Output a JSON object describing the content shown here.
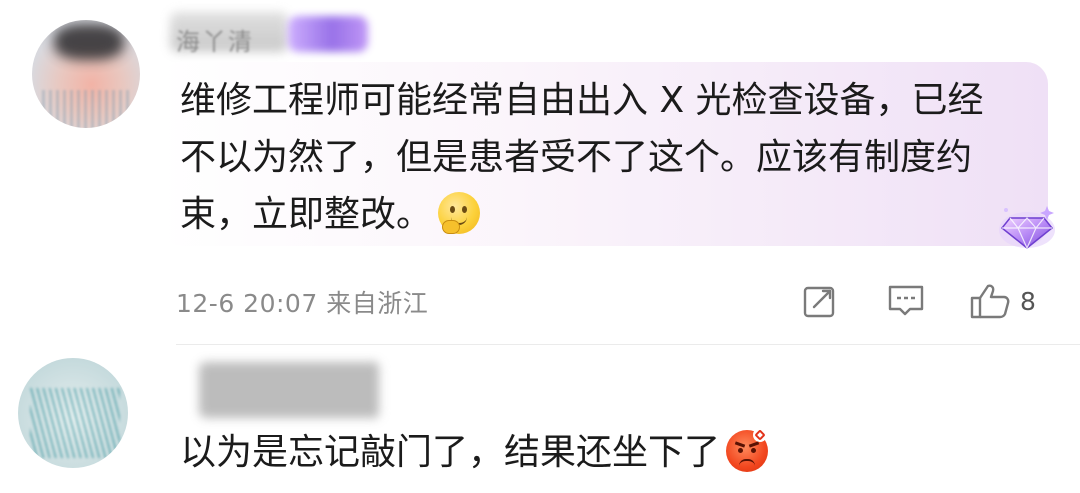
{
  "comments": [
    {
      "username": "海丫清",
      "text_lines": [
        "维修工程师可能经常自由出入 X 光检查设备，已经",
        "不以为然了，但是患者受不了这个。应该有制度约",
        "束，立即整改。"
      ],
      "emoji": "smiling-face-with-hand-over-mouth",
      "timestamp": "12-6 20:07",
      "location": "来自浙江",
      "like_count": "8"
    },
    {
      "text": "以为是忘记敲门了，结果还坐下了",
      "emoji": "angry-face"
    }
  ],
  "icons": {
    "edit": "edit-icon",
    "reply": "reply-icon",
    "like": "thumbs-up-icon",
    "badge": "gem-badge-icon"
  },
  "colors": {
    "bubble_gradient_end": "#efe0f6",
    "meta_text": "#8a8a8a",
    "badge_purple": "#8e63e6"
  }
}
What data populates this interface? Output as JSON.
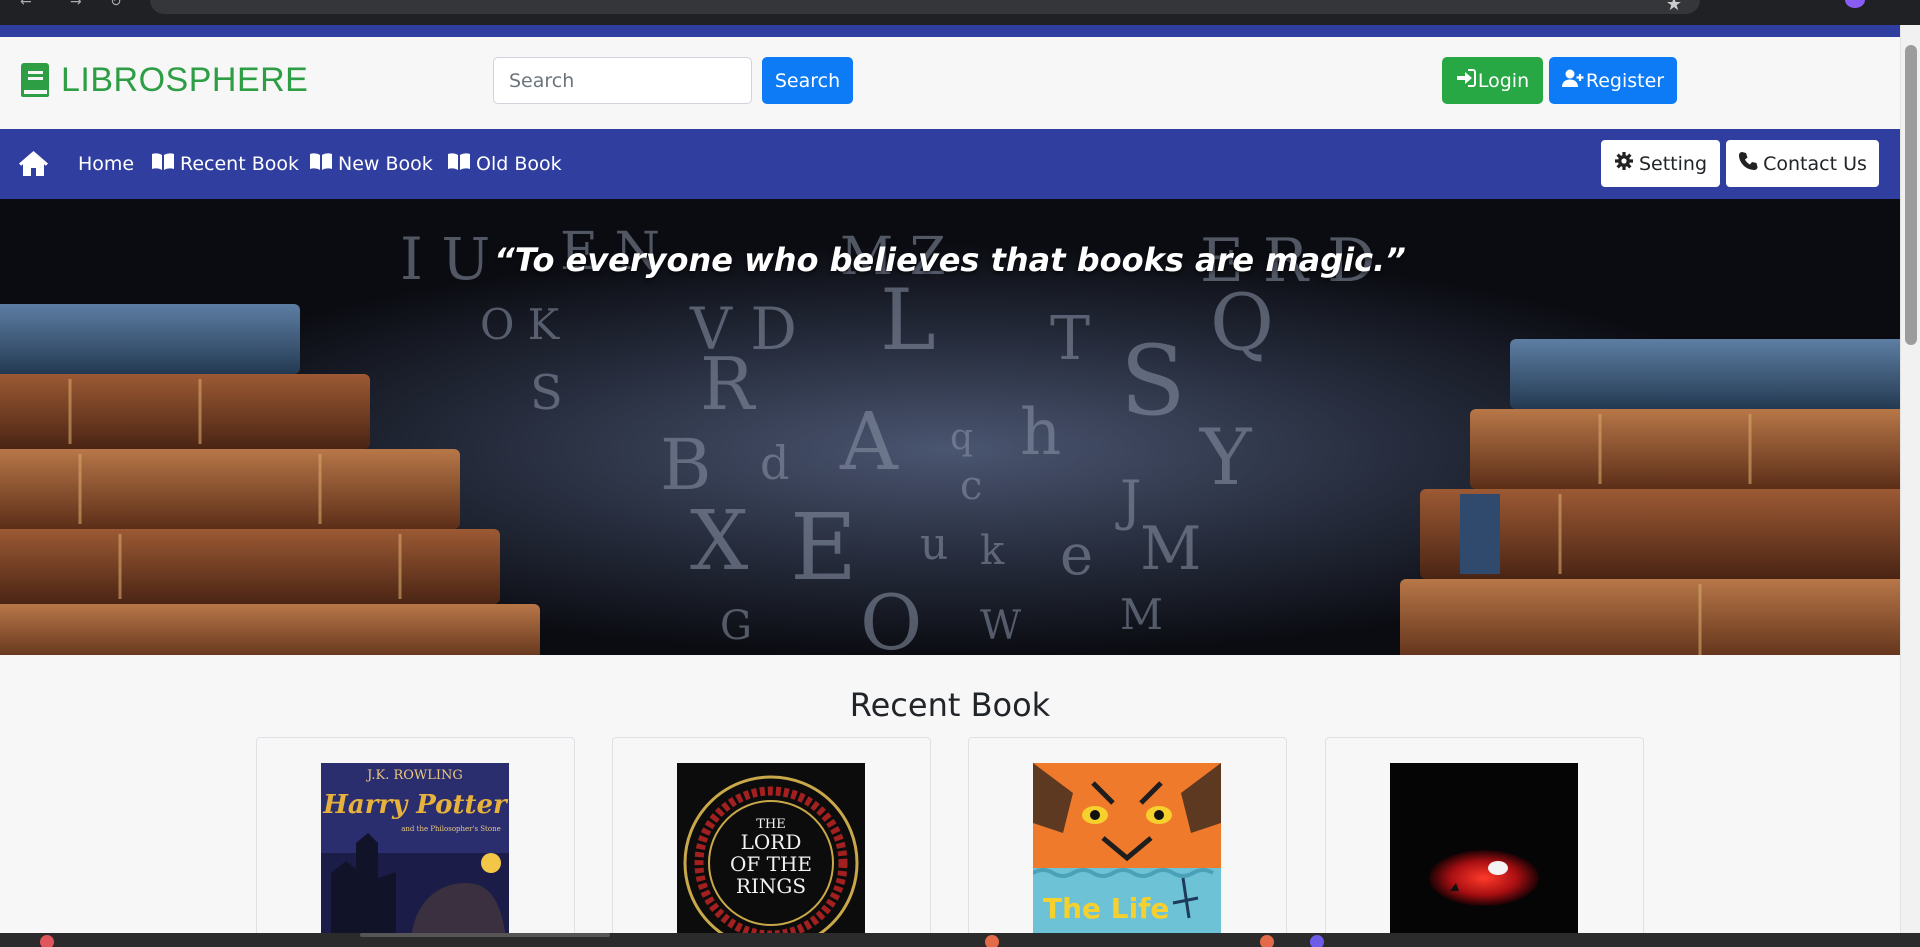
{
  "brand": {
    "name": "LIBROSPHERE",
    "color": "#2e9e44"
  },
  "search": {
    "placeholder": "Search",
    "value": "",
    "button_label": "Search"
  },
  "auth": {
    "login_label": "Login",
    "register_label": "Register"
  },
  "nav": {
    "links": [
      {
        "label": "Home"
      },
      {
        "label": "Recent Book"
      },
      {
        "label": "New Book"
      },
      {
        "label": "Old Book"
      }
    ],
    "setting_label": "Setting",
    "contact_label": "Contact Us"
  },
  "hero": {
    "quote": "“To everyone who believes that books are magic.”"
  },
  "recent": {
    "title": "Recent Book",
    "books": [
      {
        "cover_author": "J.K. ROWLING",
        "cover_title": "Harry Potter",
        "cover_subtitle": "and the Philosopher's Stone"
      },
      {
        "cover_title_line1": "THE",
        "cover_title_line2": "LORD",
        "cover_title_line3": "OF THE",
        "cover_title_line4": "RINGS"
      },
      {
        "cover_title": "The Life"
      },
      {
        "cover_title": ""
      }
    ]
  },
  "colors": {
    "accent": "#303f9f",
    "primary": "#0d7bf5",
    "success": "#28a745"
  },
  "icons": [
    "book-icon",
    "sign-in-icon",
    "user-plus-icon",
    "home-icon",
    "open-book-icon",
    "gear-icon",
    "phone-icon"
  ]
}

···

Review the material and copy each line in which the word "Output" appears.

▶ [Solution for this problem]:
Output a JSON object describing the content shown here.
What data populates this interface? Output as JSON.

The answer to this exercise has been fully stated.